Written exercise: Return all of the data exactly, with nothing left out but the pictures.

Stored rows:

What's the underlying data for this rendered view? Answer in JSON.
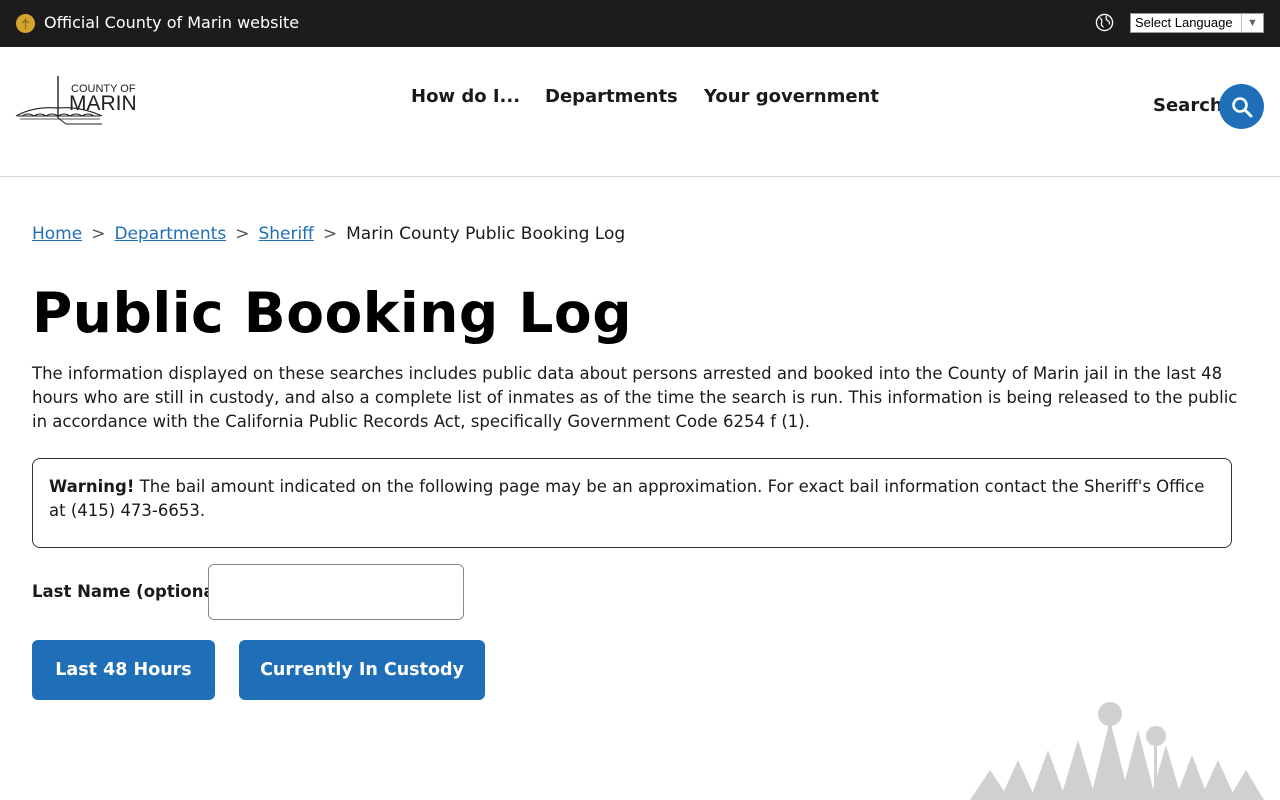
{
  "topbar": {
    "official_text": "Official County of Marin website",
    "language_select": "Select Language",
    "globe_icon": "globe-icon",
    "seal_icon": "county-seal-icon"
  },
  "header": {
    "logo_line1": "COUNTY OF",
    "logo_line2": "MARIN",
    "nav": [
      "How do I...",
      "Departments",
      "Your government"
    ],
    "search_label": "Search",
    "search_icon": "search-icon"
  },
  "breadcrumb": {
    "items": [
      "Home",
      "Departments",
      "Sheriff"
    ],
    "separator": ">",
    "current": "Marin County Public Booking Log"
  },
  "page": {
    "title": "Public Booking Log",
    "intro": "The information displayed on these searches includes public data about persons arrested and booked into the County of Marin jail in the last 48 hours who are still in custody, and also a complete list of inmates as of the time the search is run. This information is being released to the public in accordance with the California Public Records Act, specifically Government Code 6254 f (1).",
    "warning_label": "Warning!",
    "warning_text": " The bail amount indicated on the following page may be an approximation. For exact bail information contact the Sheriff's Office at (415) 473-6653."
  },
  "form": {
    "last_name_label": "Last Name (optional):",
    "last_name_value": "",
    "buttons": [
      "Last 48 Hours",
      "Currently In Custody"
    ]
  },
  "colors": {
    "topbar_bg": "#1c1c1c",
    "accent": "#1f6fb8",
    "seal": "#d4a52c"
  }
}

Response below:
What's the underlying data for this rendered view? Answer in JSON.
{
  "topbar": {
    "official_text": "Official County of Marin website",
    "language_select": "Select Language",
    "globe_icon": "globe-icon",
    "seal_icon": "county-seal-icon"
  },
  "header": {
    "logo_line1": "COUNTY OF",
    "logo_line2": "MARIN",
    "nav": [
      "How do I...",
      "Departments",
      "Your government"
    ],
    "search_label": "Search",
    "search_icon": "search-icon"
  },
  "breadcrumb": {
    "items": [
      "Home",
      "Departments",
      "Sheriff"
    ],
    "separator": ">",
    "current": "Marin County Public Booking Log"
  },
  "page": {
    "title": "Public Booking Log",
    "intro": "The information displayed on these searches includes public data about persons arrested and booked into the County of Marin jail in the last 48 hours who are still in custody, and also a complete list of inmates as of the time the search is run. This information is being released to the public in accordance with the California Public Records Act, specifically Government Code 6254 f (1).",
    "warning_label": "Warning!",
    "warning_text": " The bail amount indicated on the following page may be an approximation. For exact bail information contact the Sheriff's Office at (415) 473-6653."
  },
  "form": {
    "last_name_label": "Last Name (optional):",
    "last_name_value": "",
    "buttons": [
      "Last 48 Hours",
      "Currently In Custody"
    ]
  },
  "colors": {
    "topbar_bg": "#1c1c1c",
    "accent": "#1f6fb8",
    "seal": "#d4a52c"
  }
}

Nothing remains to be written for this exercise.